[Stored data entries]
_ _ _ _ _
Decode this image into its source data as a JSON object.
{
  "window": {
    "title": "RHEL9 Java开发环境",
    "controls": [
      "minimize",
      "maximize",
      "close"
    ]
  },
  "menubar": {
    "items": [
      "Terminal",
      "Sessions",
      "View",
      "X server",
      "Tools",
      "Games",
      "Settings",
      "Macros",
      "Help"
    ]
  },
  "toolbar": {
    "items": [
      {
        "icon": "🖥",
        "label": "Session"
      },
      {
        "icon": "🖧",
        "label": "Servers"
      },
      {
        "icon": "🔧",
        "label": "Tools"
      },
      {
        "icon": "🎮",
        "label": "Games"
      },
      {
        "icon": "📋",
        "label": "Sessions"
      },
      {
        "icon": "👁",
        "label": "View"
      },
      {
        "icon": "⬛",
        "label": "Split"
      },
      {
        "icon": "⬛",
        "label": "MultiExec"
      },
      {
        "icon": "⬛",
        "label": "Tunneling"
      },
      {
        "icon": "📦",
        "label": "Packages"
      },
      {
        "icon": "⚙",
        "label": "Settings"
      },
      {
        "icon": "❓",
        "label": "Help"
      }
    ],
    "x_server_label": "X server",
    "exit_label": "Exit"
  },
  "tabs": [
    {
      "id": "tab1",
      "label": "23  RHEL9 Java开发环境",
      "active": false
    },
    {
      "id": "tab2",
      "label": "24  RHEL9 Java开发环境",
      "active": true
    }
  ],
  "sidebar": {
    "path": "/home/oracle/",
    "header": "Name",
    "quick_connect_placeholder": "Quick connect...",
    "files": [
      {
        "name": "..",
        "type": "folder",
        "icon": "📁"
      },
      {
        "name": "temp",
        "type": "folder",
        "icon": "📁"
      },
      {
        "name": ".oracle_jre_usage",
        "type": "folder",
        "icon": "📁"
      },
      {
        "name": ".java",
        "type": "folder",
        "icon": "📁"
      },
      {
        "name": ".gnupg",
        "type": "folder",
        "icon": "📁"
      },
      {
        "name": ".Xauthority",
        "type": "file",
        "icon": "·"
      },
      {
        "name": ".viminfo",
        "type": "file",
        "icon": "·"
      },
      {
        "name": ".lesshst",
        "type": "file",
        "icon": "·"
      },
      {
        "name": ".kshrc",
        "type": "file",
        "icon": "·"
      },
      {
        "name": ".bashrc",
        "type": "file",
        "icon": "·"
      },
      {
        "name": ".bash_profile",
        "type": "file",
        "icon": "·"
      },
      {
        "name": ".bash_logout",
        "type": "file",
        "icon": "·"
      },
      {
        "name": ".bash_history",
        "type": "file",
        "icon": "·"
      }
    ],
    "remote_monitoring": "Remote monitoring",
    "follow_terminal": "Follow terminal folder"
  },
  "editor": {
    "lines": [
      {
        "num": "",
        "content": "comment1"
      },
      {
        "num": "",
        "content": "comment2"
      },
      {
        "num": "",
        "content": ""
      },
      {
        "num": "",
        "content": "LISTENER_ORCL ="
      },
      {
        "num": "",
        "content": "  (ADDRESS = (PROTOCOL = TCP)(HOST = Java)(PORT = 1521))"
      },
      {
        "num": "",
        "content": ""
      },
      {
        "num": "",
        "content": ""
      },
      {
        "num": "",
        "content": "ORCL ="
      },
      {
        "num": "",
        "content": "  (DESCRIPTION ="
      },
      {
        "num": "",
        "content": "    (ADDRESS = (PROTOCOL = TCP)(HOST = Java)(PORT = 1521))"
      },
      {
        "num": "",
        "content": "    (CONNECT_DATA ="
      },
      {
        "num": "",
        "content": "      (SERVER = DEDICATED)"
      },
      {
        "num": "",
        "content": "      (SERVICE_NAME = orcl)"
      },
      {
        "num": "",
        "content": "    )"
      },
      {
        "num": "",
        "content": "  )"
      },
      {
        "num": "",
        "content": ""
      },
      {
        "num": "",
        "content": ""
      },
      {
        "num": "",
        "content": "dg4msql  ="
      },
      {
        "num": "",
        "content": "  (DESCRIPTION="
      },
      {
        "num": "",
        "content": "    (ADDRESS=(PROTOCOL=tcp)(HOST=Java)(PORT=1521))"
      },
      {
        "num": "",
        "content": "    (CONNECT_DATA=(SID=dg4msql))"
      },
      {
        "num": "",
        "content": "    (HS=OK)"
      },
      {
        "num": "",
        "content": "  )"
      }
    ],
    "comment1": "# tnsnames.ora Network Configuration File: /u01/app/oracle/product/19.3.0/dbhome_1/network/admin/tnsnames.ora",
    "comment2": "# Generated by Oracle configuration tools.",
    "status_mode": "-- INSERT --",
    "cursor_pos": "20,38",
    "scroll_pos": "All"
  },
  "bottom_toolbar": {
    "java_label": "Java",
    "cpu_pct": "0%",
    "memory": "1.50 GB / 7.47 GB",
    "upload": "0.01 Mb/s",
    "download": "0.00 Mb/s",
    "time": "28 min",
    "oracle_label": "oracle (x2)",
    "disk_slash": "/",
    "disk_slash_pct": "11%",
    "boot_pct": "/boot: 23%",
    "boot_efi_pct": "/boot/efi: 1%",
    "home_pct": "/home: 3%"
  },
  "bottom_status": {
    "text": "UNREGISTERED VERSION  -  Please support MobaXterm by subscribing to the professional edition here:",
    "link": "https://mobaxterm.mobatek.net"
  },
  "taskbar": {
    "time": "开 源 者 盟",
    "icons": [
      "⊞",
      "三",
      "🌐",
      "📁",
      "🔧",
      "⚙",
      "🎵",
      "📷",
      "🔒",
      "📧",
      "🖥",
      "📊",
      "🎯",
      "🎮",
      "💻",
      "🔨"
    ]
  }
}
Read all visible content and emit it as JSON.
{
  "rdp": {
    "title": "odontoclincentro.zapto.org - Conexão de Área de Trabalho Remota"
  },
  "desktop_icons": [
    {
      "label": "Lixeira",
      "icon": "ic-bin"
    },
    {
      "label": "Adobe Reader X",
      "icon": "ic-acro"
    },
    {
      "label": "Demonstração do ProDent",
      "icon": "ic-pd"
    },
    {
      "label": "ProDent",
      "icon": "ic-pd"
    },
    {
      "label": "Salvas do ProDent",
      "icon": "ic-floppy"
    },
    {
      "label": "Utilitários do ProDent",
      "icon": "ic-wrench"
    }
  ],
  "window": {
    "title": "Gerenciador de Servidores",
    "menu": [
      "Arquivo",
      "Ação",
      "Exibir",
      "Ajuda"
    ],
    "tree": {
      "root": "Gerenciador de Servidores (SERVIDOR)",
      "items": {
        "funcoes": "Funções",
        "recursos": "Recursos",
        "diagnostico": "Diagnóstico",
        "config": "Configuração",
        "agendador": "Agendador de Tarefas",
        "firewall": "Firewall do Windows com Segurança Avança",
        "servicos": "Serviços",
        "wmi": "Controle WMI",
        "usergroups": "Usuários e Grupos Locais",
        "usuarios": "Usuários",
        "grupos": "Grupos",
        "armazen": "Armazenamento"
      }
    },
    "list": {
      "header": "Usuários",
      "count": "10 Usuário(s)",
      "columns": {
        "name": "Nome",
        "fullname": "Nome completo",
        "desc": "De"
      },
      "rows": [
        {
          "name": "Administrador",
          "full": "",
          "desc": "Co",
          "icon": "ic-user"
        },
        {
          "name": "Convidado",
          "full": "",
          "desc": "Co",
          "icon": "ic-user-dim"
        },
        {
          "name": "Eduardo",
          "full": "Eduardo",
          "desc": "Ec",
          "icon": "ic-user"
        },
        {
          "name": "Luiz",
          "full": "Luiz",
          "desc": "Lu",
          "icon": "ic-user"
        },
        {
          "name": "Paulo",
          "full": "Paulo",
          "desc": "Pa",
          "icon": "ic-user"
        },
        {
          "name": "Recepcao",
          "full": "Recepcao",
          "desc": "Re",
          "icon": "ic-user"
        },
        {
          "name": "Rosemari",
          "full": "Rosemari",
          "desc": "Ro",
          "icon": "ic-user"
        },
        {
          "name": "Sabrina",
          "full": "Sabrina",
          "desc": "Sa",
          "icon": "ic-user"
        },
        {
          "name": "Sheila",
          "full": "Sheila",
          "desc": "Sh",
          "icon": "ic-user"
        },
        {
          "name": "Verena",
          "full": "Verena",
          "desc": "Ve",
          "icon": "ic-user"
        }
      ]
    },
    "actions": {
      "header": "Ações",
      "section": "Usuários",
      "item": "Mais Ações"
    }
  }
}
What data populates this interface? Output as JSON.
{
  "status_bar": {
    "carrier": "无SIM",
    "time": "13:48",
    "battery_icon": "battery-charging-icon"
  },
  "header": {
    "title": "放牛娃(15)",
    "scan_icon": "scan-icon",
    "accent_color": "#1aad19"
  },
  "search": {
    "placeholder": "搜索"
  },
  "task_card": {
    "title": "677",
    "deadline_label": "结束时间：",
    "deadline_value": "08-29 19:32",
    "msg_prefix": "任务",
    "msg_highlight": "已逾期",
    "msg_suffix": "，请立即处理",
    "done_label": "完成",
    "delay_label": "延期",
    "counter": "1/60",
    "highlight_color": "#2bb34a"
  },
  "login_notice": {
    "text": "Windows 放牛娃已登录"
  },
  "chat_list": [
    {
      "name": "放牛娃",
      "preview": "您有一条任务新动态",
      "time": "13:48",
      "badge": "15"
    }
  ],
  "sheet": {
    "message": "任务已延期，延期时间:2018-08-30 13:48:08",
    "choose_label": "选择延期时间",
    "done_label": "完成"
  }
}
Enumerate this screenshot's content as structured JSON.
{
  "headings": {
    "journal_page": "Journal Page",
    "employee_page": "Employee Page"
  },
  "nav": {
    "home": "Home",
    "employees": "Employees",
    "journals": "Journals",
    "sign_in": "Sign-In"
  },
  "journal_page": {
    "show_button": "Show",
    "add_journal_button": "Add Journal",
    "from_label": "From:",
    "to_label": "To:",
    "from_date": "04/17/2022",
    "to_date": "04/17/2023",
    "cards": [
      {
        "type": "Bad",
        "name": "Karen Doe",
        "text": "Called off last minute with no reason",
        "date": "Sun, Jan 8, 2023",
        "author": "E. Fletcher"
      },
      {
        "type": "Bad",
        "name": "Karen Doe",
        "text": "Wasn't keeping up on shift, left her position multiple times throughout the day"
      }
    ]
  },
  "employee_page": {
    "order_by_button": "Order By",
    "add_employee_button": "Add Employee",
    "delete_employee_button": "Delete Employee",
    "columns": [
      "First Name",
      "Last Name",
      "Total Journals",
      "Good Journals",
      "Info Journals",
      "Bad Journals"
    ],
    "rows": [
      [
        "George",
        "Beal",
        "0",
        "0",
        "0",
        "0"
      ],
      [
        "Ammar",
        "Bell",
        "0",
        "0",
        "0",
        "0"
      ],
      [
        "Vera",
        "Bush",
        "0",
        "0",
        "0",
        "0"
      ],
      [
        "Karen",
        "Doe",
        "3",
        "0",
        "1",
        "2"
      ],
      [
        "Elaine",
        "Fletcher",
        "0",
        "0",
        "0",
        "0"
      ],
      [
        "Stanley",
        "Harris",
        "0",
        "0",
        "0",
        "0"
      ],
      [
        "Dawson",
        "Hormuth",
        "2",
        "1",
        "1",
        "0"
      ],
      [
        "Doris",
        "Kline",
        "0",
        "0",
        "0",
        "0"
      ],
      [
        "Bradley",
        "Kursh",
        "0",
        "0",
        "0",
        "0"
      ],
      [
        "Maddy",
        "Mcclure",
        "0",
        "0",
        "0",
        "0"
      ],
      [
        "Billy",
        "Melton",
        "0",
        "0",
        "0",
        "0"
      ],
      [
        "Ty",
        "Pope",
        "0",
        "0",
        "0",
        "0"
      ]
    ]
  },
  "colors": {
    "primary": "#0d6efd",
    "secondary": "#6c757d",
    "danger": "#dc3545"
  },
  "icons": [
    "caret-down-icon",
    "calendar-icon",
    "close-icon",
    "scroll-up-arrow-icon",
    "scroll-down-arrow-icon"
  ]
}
_ _ _ _ _
§ What is needed: Look over the records above and copy each line that includes the string "text".

§ Output:
    "text": "UNREGISTERED VERSION  -  Please support MobaXterm by subscribing to the professional edition here:",
    "text": "Windows 放牛娃已登录"
        "text": "Called off last minute with no reason",
        "text": "Wasn't keeping up on shift, left her position multiple times throughout the day"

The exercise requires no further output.